• Supplied information
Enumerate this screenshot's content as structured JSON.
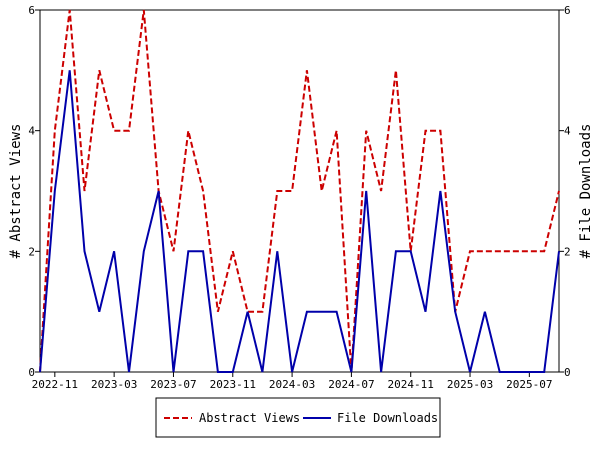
{
  "chart_data": {
    "type": "line",
    "x": [
      "2022-10",
      "2022-11",
      "2022-12",
      "2023-01",
      "2023-02",
      "2023-03",
      "2023-04",
      "2023-05",
      "2023-06",
      "2023-07",
      "2023-08",
      "2023-09",
      "2023-10",
      "2023-11",
      "2023-12",
      "2024-01",
      "2024-02",
      "2024-03",
      "2024-04",
      "2024-05",
      "2024-06",
      "2024-07",
      "2024-08",
      "2024-09",
      "2024-10",
      "2024-11",
      "2024-12",
      "2025-01",
      "2025-02",
      "2025-03",
      "2025-04",
      "2025-05",
      "2025-06",
      "2025-07",
      "2025-08",
      "2025-09"
    ],
    "x_ticks": [
      "2022-11",
      "2023-03",
      "2023-07",
      "2023-11",
      "2024-03",
      "2024-07",
      "2024-11",
      "2025-03",
      "2025-07"
    ],
    "series": [
      {
        "name": "Abstract Views",
        "axis": "left",
        "color": "#cc0000",
        "dash": "dashed",
        "values": [
          0,
          4,
          6,
          3,
          5,
          4,
          4,
          6,
          3,
          2,
          4,
          3,
          1,
          2,
          1,
          1,
          3,
          3,
          5,
          3,
          4,
          0,
          4,
          3,
          5,
          2,
          4,
          4,
          1,
          2,
          2,
          2,
          2,
          2,
          2,
          3
        ]
      },
      {
        "name": "File Downloads",
        "axis": "right",
        "color": "#0000aa",
        "dash": "solid",
        "values": [
          0,
          3,
          5,
          2,
          1,
          2,
          0,
          2,
          3,
          0,
          2,
          2,
          0,
          0,
          1,
          0,
          2,
          0,
          1,
          1,
          1,
          0,
          3,
          0,
          2,
          2,
          1,
          3,
          1,
          0,
          1,
          0,
          0,
          0,
          0,
          2
        ]
      }
    ],
    "ylabel_left": "# Abstract Views",
    "ylabel_right": "# File Downloads",
    "ylim": [
      0,
      6
    ],
    "y_ticks": [
      0,
      2,
      4,
      6
    ],
    "legend_position": "bottom",
    "grid": false
  }
}
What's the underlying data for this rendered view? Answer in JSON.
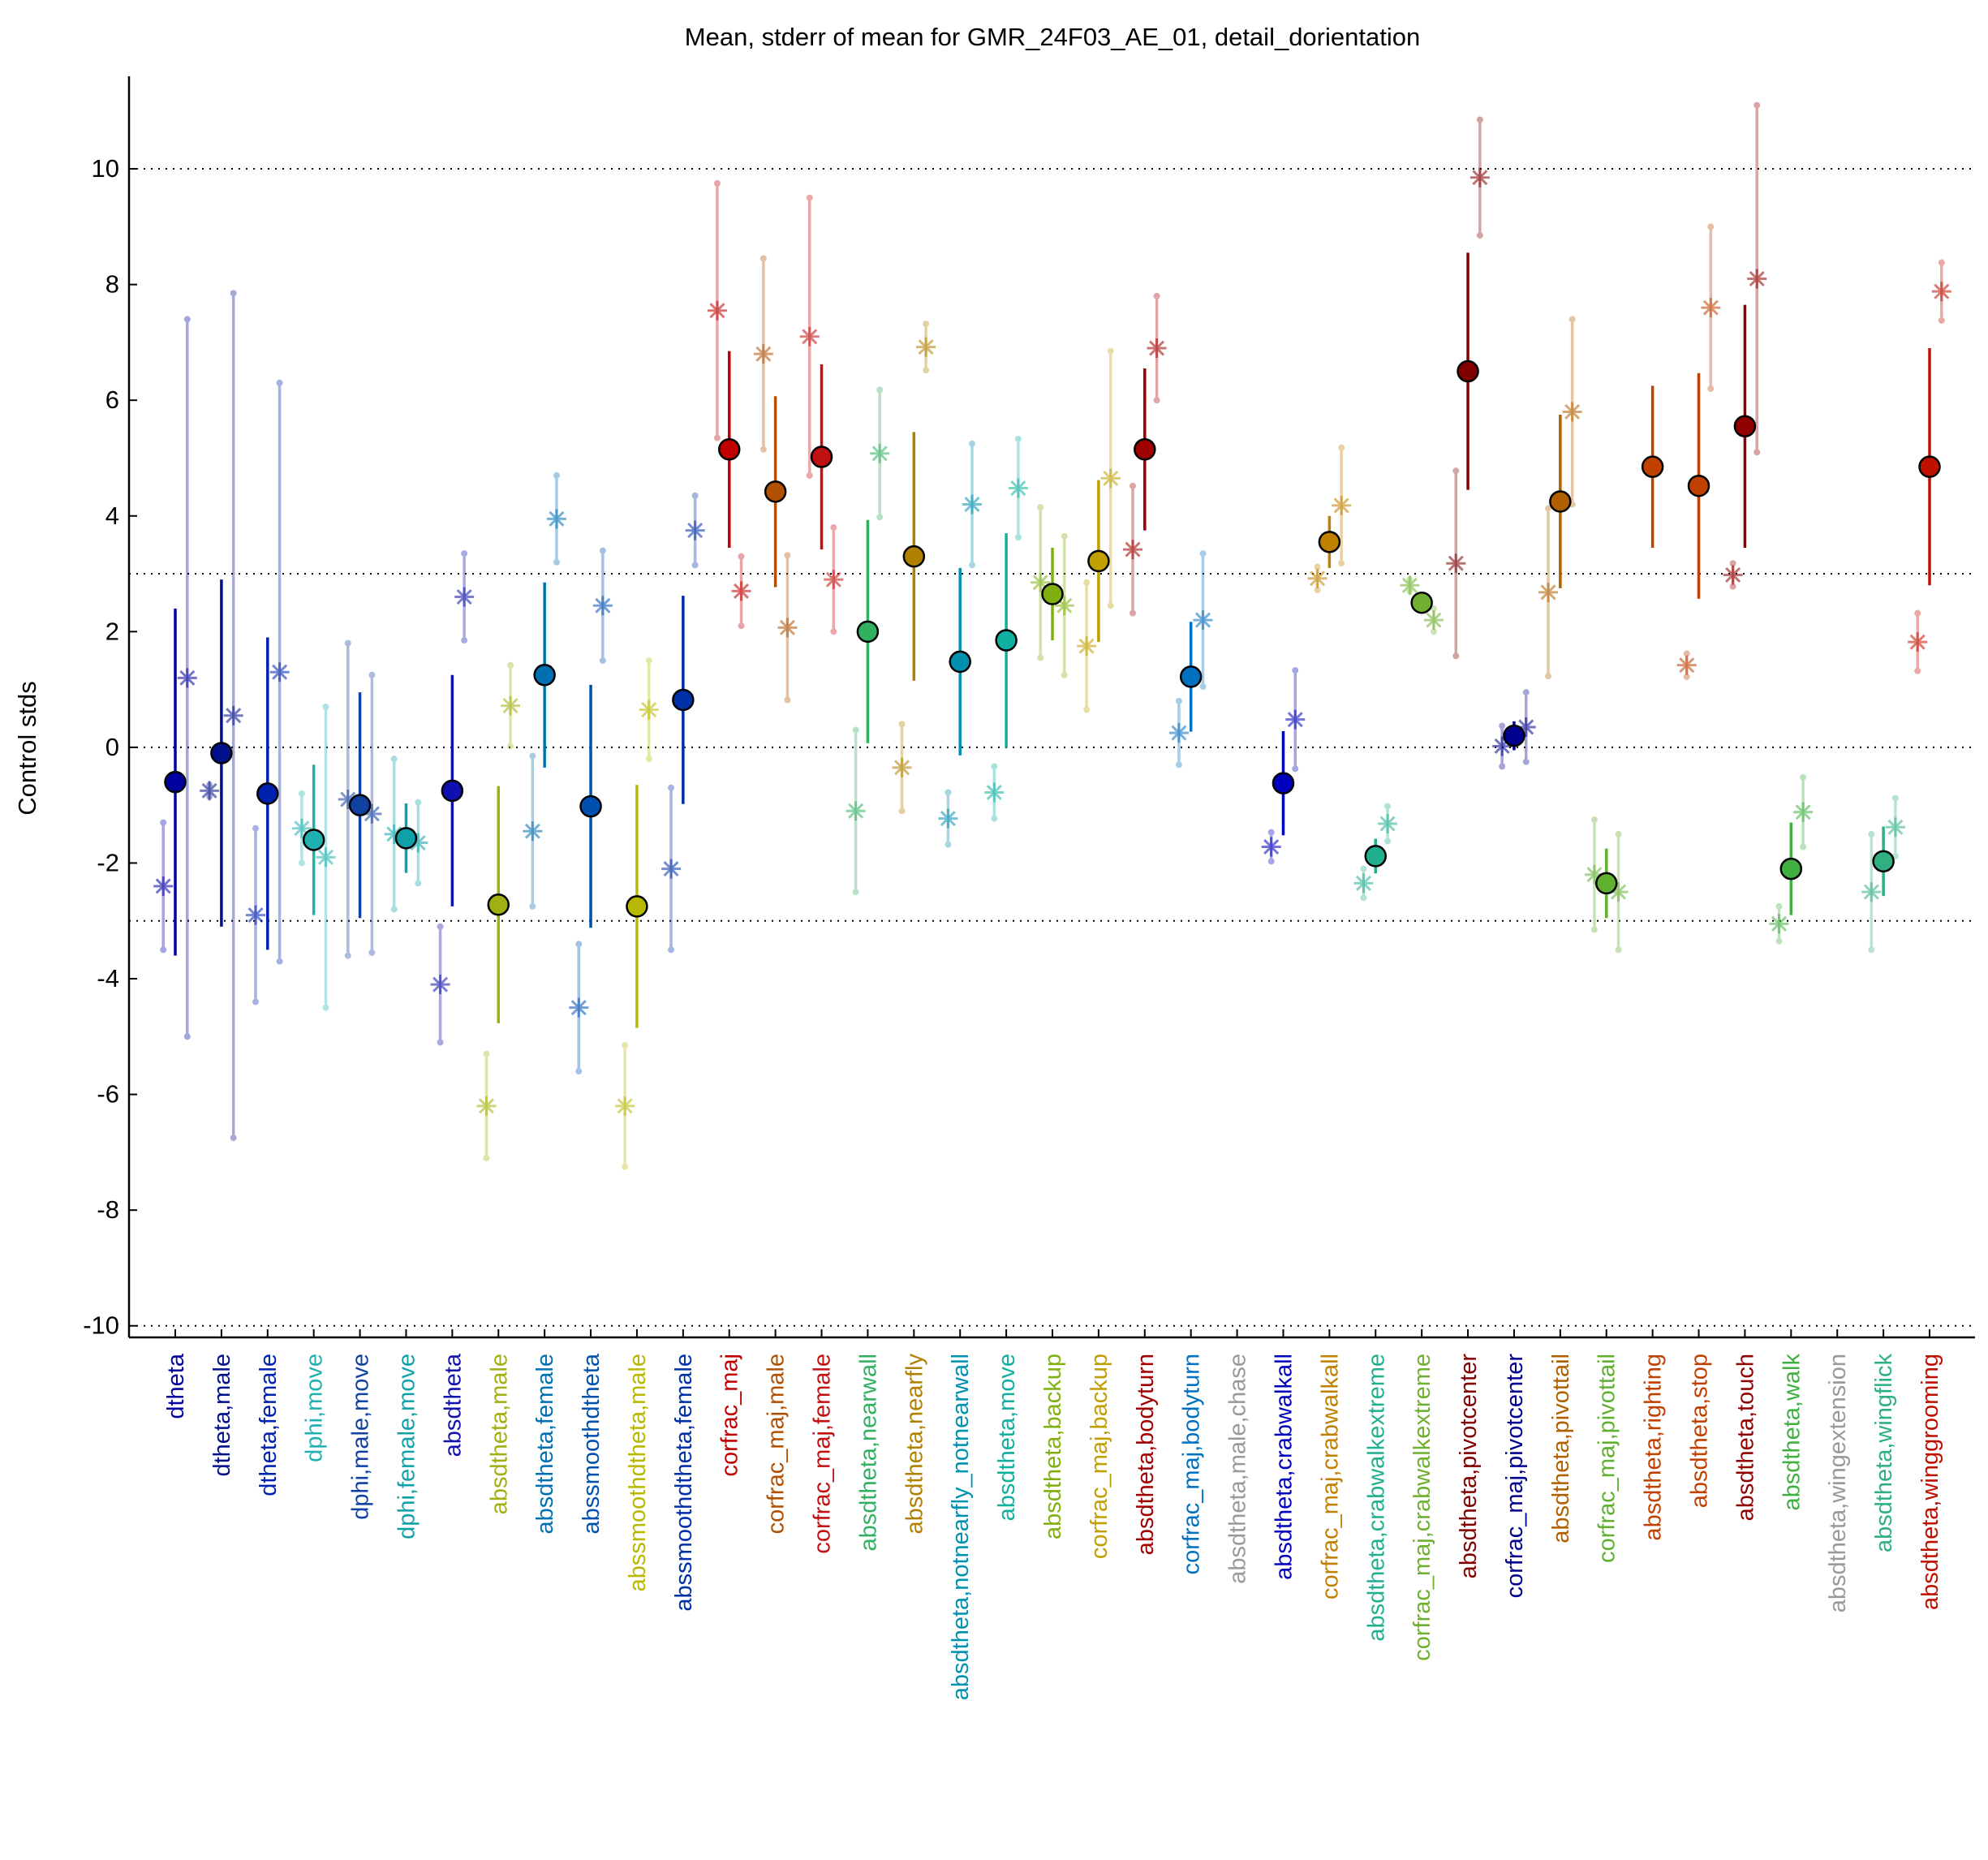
{
  "chart_data": {
    "type": "errorbar",
    "title": "Mean, stderr of mean for GMR_24F03_AE_01, detail_dorientation",
    "ylabel": "Control stds",
    "categories": [
      "dtheta",
      "dtheta,male",
      "dtheta,female",
      "dphi,move",
      "dphi,male,move",
      "dphi,female,move",
      "absdtheta",
      "absdtheta,male",
      "absdtheta,female",
      "abssmoothdtheta",
      "abssmoothdtheta,male",
      "abssmoothdtheta,female",
      "corfrac_maj",
      "corfrac_maj,male",
      "corfrac_maj,female",
      "absdtheta,nearwall",
      "absdtheta,nearfly",
      "absdtheta,notnearfly_notnearwall",
      "absdtheta,move",
      "absdtheta,backup",
      "corfrac_maj,backup",
      "absdtheta,bodyturn",
      "corfrac_maj,bodyturn",
      "absdtheta,male,chase",
      "absdtheta,crabwalkall",
      "corfrac_maj,crabwalkall",
      "absdtheta,crabwalkextreme",
      "corfrac_maj,crabwalkextreme",
      "absdtheta,pivotcenter",
      "corfrac_maj,pivotcenter",
      "absdtheta,pivottail",
      "corfrac_maj,pivottail",
      "absdtheta,righting",
      "absdtheta,stop",
      "absdtheta,touch",
      "absdtheta,walk",
      "absdtheta,wingextension",
      "absdtheta,wingflick",
      "absdtheta,winggrooming"
    ],
    "colors": [
      "#0000a0",
      "#00108a",
      "#0020b0",
      "#20b0b0",
      "#1040a0",
      "#10a0a8",
      "#1010b0",
      "#a0b010",
      "#0070b0",
      "#0050b0",
      "#b8b800",
      "#0030a8",
      "#c00000",
      "#b05000",
      "#c01010",
      "#30b060",
      "#b08000",
      "#0090b0",
      "#10b0a0",
      "#80b010",
      "#c0a000",
      "#a00000",
      "#0070c0",
      "#999999",
      "#0000c0",
      "#c08000",
      "#20b090",
      "#70b030",
      "#800000",
      "#000090",
      "#b06000",
      "#60b030",
      "#c04000",
      "#c04000",
      "#900000",
      "#40b040",
      "#999999",
      "#30b080",
      "#c01000"
    ],
    "series": [
      {
        "marker": "circle",
        "values": [
          -0.6,
          -0.1,
          -0.8,
          -1.6,
          -1.0,
          -1.57,
          -0.75,
          -2.72,
          1.25,
          -1.02,
          -2.75,
          0.82,
          5.15,
          4.42,
          5.02,
          2.0,
          3.3,
          1.48,
          1.85,
          2.65,
          3.22,
          5.15,
          1.22,
          null,
          -0.62,
          3.55,
          -1.88,
          2.5,
          6.5,
          0.2,
          4.25,
          -2.35,
          4.85,
          4.52,
          5.55,
          -2.1,
          null,
          -1.97,
          4.85
        ],
        "errors": [
          3.0,
          3.0,
          2.7,
          1.3,
          1.95,
          0.6,
          2.0,
          2.05,
          1.6,
          2.1,
          2.1,
          1.8,
          1.7,
          1.65,
          1.6,
          1.93,
          2.15,
          1.62,
          1.85,
          0.8,
          1.4,
          1.4,
          0.95,
          null,
          0.9,
          0.45,
          0.3,
          0.1,
          2.05,
          0.25,
          1.5,
          0.6,
          1.4,
          1.95,
          2.1,
          0.8,
          null,
          0.6,
          2.05
        ]
      },
      {
        "marker": "asterisk",
        "values": [
          -2.4,
          -0.75,
          -2.9,
          -1.4,
          -0.9,
          -1.5,
          -4.1,
          -6.2,
          -1.45,
          -4.5,
          -6.2,
          -2.1,
          7.55,
          6.8,
          7.1,
          -1.1,
          -0.35,
          -1.23,
          -0.78,
          2.85,
          1.75,
          3.42,
          0.25,
          null,
          -1.72,
          2.92,
          -2.35,
          2.8,
          3.18,
          0.02,
          2.68,
          -2.2,
          null,
          1.42,
          2.98,
          -3.05,
          null,
          -2.5,
          1.82
        ],
        "errors": [
          1.1,
          0.1,
          1.5,
          0.6,
          2.7,
          1.3,
          1.0,
          0.9,
          1.3,
          1.1,
          1.05,
          1.4,
          2.2,
          1.65,
          2.4,
          1.4,
          0.75,
          0.45,
          0.45,
          1.3,
          1.1,
          1.1,
          0.55,
          null,
          0.25,
          0.2,
          0.25,
          0.1,
          1.6,
          0.35,
          1.45,
          0.95,
          null,
          0.2,
          0.2,
          0.3,
          null,
          1.0,
          0.5
        ]
      },
      {
        "marker": "asterisk",
        "values": [
          1.2,
          0.55,
          1.3,
          -1.9,
          -1.15,
          -1.65,
          2.6,
          0.72,
          3.95,
          2.45,
          0.65,
          3.75,
          2.7,
          2.07,
          2.9,
          5.08,
          6.92,
          4.2,
          4.48,
          2.45,
          4.65,
          6.9,
          2.2,
          null,
          0.48,
          4.18,
          -1.32,
          2.2,
          9.85,
          0.35,
          5.8,
          -2.5,
          null,
          7.6,
          8.1,
          -1.12,
          null,
          -1.38,
          7.88
        ],
        "errors": [
          6.2,
          7.3,
          5.0,
          2.6,
          2.4,
          0.7,
          0.75,
          0.7,
          0.75,
          0.95,
          0.85,
          0.6,
          0.6,
          1.25,
          0.9,
          1.1,
          0.4,
          1.05,
          0.85,
          1.2,
          2.2,
          0.9,
          1.15,
          null,
          0.85,
          1.0,
          0.3,
          0.2,
          1.0,
          0.6,
          1.6,
          1.0,
          null,
          1.4,
          3.0,
          0.6,
          null,
          0.5,
          0.5
        ]
      }
    ],
    "ylim": [
      -10.2,
      11.6
    ],
    "yticks": [
      -10,
      -8,
      -6,
      -4,
      -2,
      0,
      2,
      4,
      6,
      8,
      10
    ],
    "reference_lines": [
      -10,
      -3,
      0,
      3,
      10
    ]
  }
}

• Objective
Copy all lines from the material that hold "File".

• Correct result
        "name": "File Downloads",
    "ylabel_right": "# File Downloads",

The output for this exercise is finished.